[What the task requires]:
Only the lines from the one containing "Convert this chart" through the end of the material are to be echoed, each exactly as it appears.

******

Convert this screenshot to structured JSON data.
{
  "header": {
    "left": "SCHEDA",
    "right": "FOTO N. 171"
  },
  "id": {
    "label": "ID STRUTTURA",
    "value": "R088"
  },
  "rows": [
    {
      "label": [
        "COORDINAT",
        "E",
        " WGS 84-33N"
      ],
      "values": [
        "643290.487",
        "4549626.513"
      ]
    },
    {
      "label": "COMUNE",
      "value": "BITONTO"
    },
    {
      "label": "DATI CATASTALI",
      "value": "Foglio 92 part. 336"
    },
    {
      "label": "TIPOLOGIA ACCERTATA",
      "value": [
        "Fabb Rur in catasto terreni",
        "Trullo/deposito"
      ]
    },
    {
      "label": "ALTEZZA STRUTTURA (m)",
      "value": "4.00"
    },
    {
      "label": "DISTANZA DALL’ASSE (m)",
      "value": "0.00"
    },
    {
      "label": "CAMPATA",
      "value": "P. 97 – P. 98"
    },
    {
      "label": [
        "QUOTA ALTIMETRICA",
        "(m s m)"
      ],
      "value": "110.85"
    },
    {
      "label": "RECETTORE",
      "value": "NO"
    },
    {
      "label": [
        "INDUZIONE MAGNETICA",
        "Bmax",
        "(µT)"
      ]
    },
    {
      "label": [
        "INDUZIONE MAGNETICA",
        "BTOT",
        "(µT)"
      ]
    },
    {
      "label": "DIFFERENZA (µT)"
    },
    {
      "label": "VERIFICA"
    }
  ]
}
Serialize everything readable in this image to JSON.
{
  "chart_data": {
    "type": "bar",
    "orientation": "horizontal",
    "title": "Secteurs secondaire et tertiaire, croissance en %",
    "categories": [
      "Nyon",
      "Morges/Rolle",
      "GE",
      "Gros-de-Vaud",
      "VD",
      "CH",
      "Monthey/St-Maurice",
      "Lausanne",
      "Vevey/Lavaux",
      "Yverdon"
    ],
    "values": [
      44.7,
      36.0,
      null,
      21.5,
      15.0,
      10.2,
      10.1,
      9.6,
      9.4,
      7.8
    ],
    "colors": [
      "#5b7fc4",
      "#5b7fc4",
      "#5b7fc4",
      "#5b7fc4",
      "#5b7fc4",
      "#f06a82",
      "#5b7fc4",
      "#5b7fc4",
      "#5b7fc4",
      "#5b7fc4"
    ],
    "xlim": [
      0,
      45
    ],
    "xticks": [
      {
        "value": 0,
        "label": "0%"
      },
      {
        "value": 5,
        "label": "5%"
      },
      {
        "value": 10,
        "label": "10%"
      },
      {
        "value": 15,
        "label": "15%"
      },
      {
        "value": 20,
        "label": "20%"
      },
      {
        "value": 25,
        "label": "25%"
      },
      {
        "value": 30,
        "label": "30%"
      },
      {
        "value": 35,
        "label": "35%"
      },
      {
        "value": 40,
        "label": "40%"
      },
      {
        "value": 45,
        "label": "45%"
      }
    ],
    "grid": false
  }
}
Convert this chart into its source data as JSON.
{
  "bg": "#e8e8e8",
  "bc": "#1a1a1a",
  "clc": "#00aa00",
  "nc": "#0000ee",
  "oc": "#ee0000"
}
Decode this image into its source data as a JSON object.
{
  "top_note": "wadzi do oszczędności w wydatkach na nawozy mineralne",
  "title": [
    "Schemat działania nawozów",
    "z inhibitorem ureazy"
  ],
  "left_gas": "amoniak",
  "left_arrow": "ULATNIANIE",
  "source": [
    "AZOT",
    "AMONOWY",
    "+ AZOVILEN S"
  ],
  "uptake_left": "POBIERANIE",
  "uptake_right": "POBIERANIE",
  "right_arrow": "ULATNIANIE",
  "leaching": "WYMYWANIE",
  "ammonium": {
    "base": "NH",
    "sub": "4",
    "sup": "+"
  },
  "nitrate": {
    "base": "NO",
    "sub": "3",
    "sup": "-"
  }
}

******

[Correct result]:
Convert this chart into its source data as JSON.
{
  "bg": "#e8e8e8",
  "bc": "#1a1a1a",
  "clc": "#00aa00",
  "nc": "#0000ee",
  "oc": "#ee0000"
}
Decode this image into its source data as a JSON object.
{
  "top_note": "wadzi do oszczędności w wydatkach na nawozy mineralne",
  "title": [
    "Schemat działania nawozów",
    "z inhibitorem ureazy"
  ],
  "left_gas": "amoniak",
  "left_arrow": "ULATNIANIE",
  "source": [
    "AZOT",
    "AMONOWY",
    "+ AZOVILEN S"
  ],
  "uptake_left": "POBIERANIE",
  "uptake_right": "POBIERANIE",
  "right_arrow": "ULATNIANIE",
  "leaching": "WYMYWANIE",
  "ammonium": {
    "base": "NH",
    "sub": "4",
    "sup": "+"
  },
  "nitrate": {
    "base": "NO",
    "sub": "3",
    "sup": "-"
  }
}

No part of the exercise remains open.